TASK >>
Identify the lines bearing the string "ollut" and gather them.

# RECORDS PROVIDED start

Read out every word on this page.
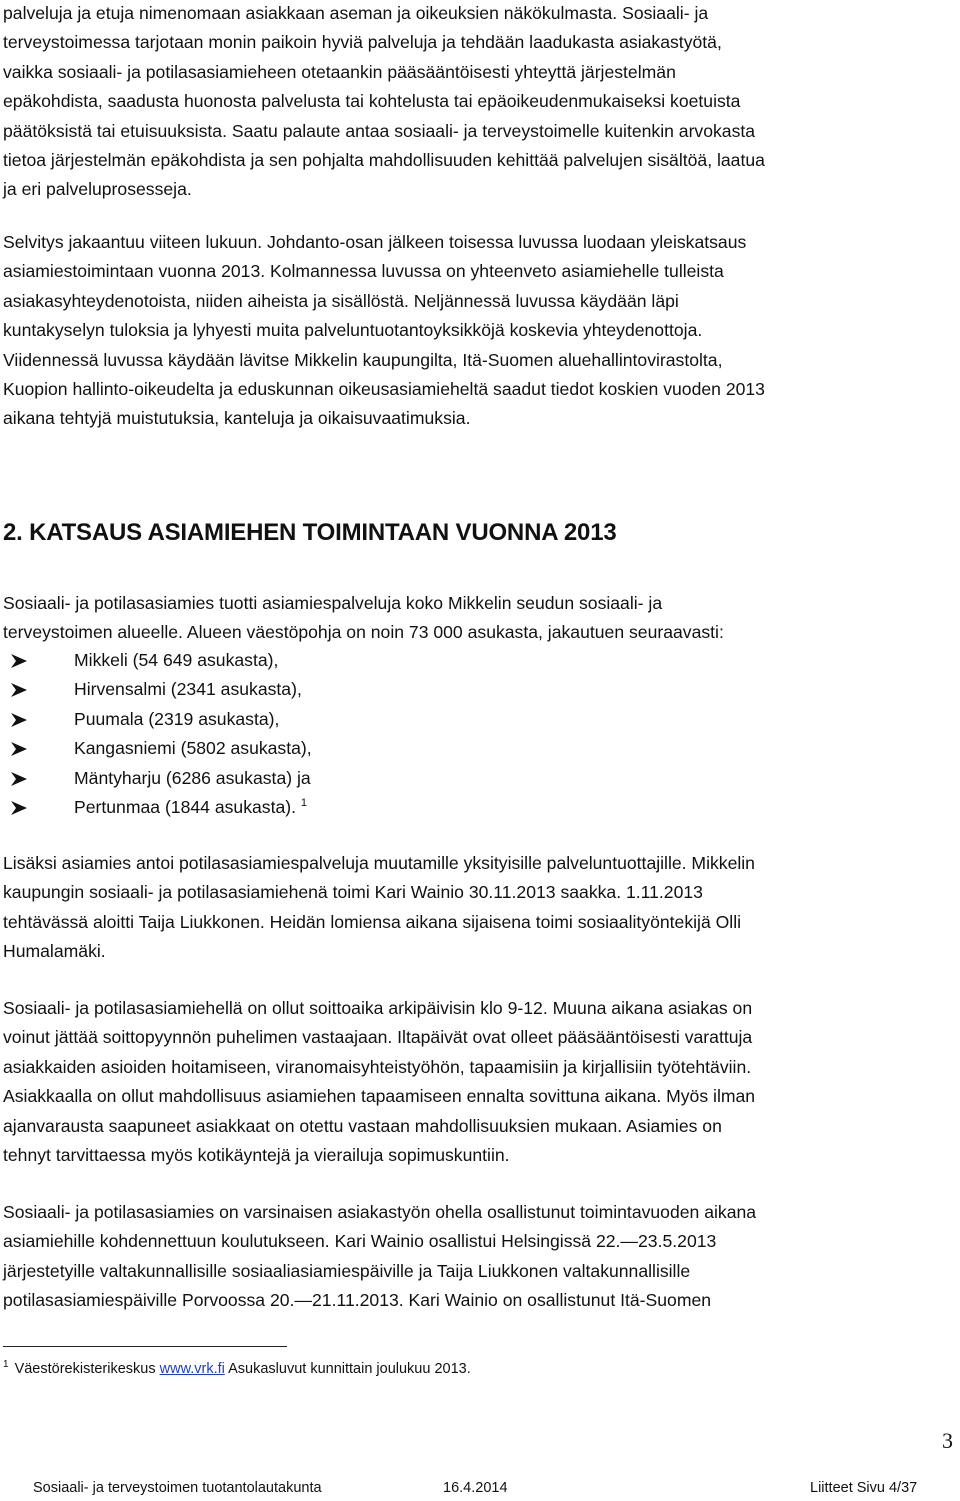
palveluja ja etuja nimenomaan asiakkaan aseman ja oikeuksien näkökulmasta. Sosiaali- ja
terveystoimessa tarjotaan monin paikoin hyviä palveluja ja tehdään laadukasta asiakastyötä,
vaikka sosiaali- ja potilasasiamieheen otetaankin pääsääntöisesti yhteyttä järjestelmän
epäkohdista, saadusta huonosta palvelusta tai kohtelusta tai epäoikeudenmukaiseksi koetuista
päätöksistä tai etuisuuksista. Saatu palaute antaa sosiaali- ja terveystoimelle kuitenkin arvokasta
tietoa järjestelmän epäkohdista ja sen pohjalta mahdollisuuden kehittää palvelujen sisältöä, laatua
ja eri palveluprosesseja.
Selvitys jakaantuu viiteen lukuun. Johdanto-osan jälkeen toisessa luvussa luodaan yleiskatsaus
asiamiestoimintaan vuonna 2013. Kolmannessa luvussa on yhteenveto asiamiehelle tulleista
asiakasyhteydenotoista, niiden aiheista ja sisällöstä. Neljännessä luvussa käydään läpi
kuntakyselyn tuloksia ja lyhyesti muita palveluntuotantoyksikköjä koskevia yhteydenottoja.
Viidennessä luvussa käydään lävitse Mikkelin kaupungilta, Itä-Suomen aluehallintovirastolta,
Kuopion hallinto-oikeudelta ja eduskunnan oikeusasiamieheltä saadut tiedot koskien vuoden 2013
aikana tehtyjä muistutuksia, kanteluja ja oikaisuvaatimuksia.
2. KATSAUS ASIAMIEHEN TOIMINTAAN VUONNA 2013
Sosiaali- ja potilasasiamies tuotti asiamiespalveluja koko Mikkelin seudun sosiaali- ja
terveystoimen alueelle. Alueen väestöpohja on noin 73 000 asukasta, jakautuen seuraavasti:
Mikkeli (54 649 asukasta),
Hirvensalmi (2341 asukasta),
Puumala (2319 asukasta),
Kangasniemi (5802 asukasta),
Mäntyharju (6286 asukasta) ja
Pertunmaa (1844 asukasta). $^1$
Lisäksi asiamies antoi potilasasiamiespalveluja muutamille yksityisille palveluntuottajille. Mikkelin
kaupungin sosiaali- ja potilasasiamiehenä toimi Kari Wainio 30.11.2013 saakka. 1.11.2013
tehtävässä aloitti Taija Liukkonen. Heidän lomiensa aikana sijaisena toimi sosiaalityöntekijä Olli
Humalamäki.
Sosiaali- ja potilasasiamiehellä on ollut soittoaika arkipäivisin klo 9-12. Muuna aikana asiakas on
voinut jättää soittopyynnön puhelimen vastaajaan. Iltapäivät ovat olleet pääsääntöisesti varattuja
asiakkaiden asioiden hoitamiseen, viranomaisyhteistyöhön, tapaamisiin ja kirjallisiin työtehtäviin.
Asiakkaalla on ollut mahdollisuus asiamiehen tapaamiseen ennalta sovittuna aikana. Myös ilman
ajanvarausta saapuneet asiakkaat on otettu vastaan mahdollisuuksien mukaan. Asiamies on
tehnyt tarvittaessa myös kotikäyntejä ja vierailuja sopimuskuntiin.
Sosiaali- ja potilasasiamies on varsinaisen asiakastyön ohella osallistunut toimintavuoden aikana
asiamiehille kohdennettuun koulutukseen. Kari Wainio osallistui Helsingissä 22.—23.5.2013
järjestetyille valtakunnallisille sosiaaliasiamiespäiville ja Taija Liukkonen valtakunnallisille
potilasasiamiespäiville Porvoossa 20.—21.11.2013. Kari Wainio on osallistunut Itä-Suomen
$^1$ Väestörekisterikeskus www.vrk.fi Asukasluvut kunnittain joulukuu 2013.
3
Sosiaali- ja terveystoimen tuotantolautakunta	16.4.2014	Liitteet Sivu 4/37
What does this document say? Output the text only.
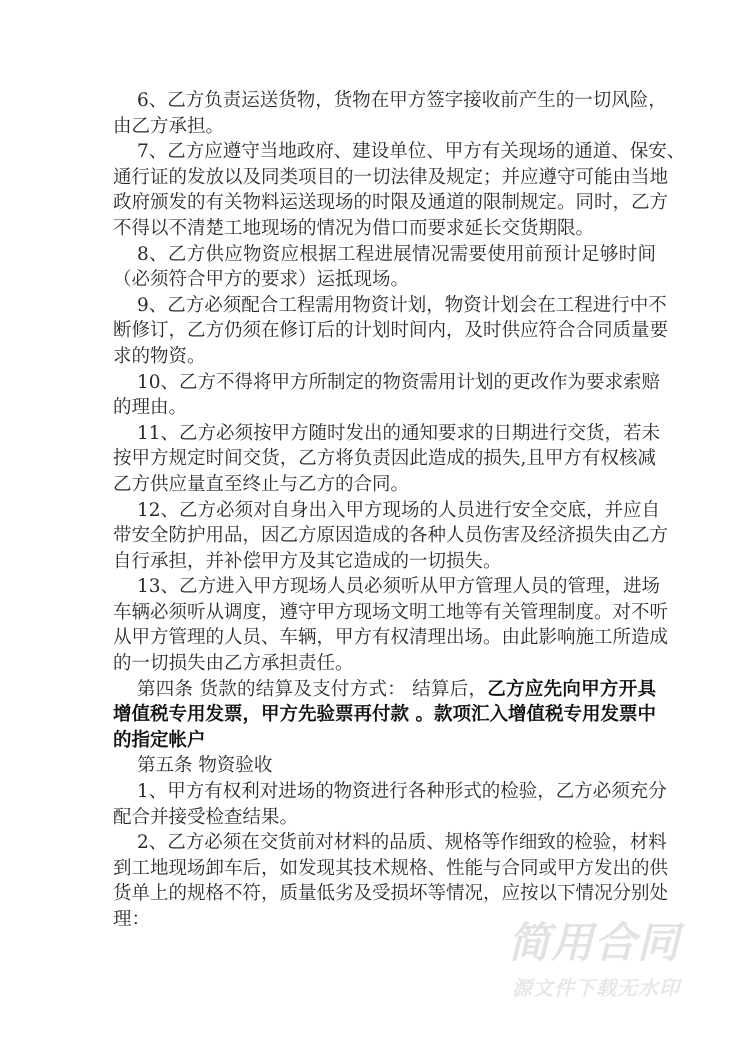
6、乙方负责运送货物，货物在甲方签字接收前产生的一切风险，
由乙方承担。
7、乙方应遵守当地政府、建设单位、甲方有关现场的通道、保安、
通行证的发放以及同类项目的一切法律及规定；并应遵守可能由当地
政府颁发的有关物料运送现场的时限及通道的限制规定。同时，乙方
不得以不清楚工地现场的情况为借口而要求延长交货期限。
8、乙方供应物资应根据工程进展情况需要使用前预计足够时间
（必须符合甲方的要求）运抵现场。
9、乙方必须配合工程需用物资计划，物资计划会在工程进行中不
断修订，乙方仍须在修订后的计划时间内，及时供应符合合同质量要
求的物资。
10、乙方不得将甲方所制定的物资需用计划的更改作为要求索赔
的理由。
11、乙方必须按甲方随时发出的通知要求的日期进行交货，若未
按甲方规定时间交货，乙方将负责因此造成的损失,且甲方有权核减
乙方供应量直至终止与乙方的合同。
12、乙方必须对自身出入甲方现场的人员进行安全交底，并应自
带安全防护用品，因乙方原因造成的各种人员伤害及经济损失由乙方
自行承担，并补偿甲方及其它造成的一切损失。
13、乙方进入甲方现场人员必须听从甲方管理人员的管理，进场
车辆必须听从调度，遵守甲方现场文明工地等有关管理制度。对不听
从甲方管理的人员、车辆，甲方有权清理出场。由此影响施工所造成
的一切损失由乙方承担责任。
第四条 货款的结算及支付方式： 结算后，乙方应先向甲方开具
增值税专用发票，甲方先验票再付款 。款项汇入增值税专用发票中
的指定帐户
第五条 物资验收
1、甲方有权利对进场的物资进行各种形式的检验，乙方必须充分
配合并接受检查结果。
2、乙方必须在交货前对材料的品质、规格等作细致的检验，材料
到工地现场卸车后，如发现其技术规格、性能与合同或甲方发出的供
货单上的规格不符，质量低劣及受损坏等情况，应按以下情况分别处
理：	简用合同
源文件下载无水印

# RECORDS PROVIDED end

RESULT OF THE EXERCISE >>
Sosiaali- ja potilasasiamiehellä on ollut soittoaika arkipäivisin klo 9-12. Muuna aikana asiakas on
Asiakkaalla on ollut mahdollisuus asiamiehen tapaamiseen ennalta sovittuna aikana. Myös ilman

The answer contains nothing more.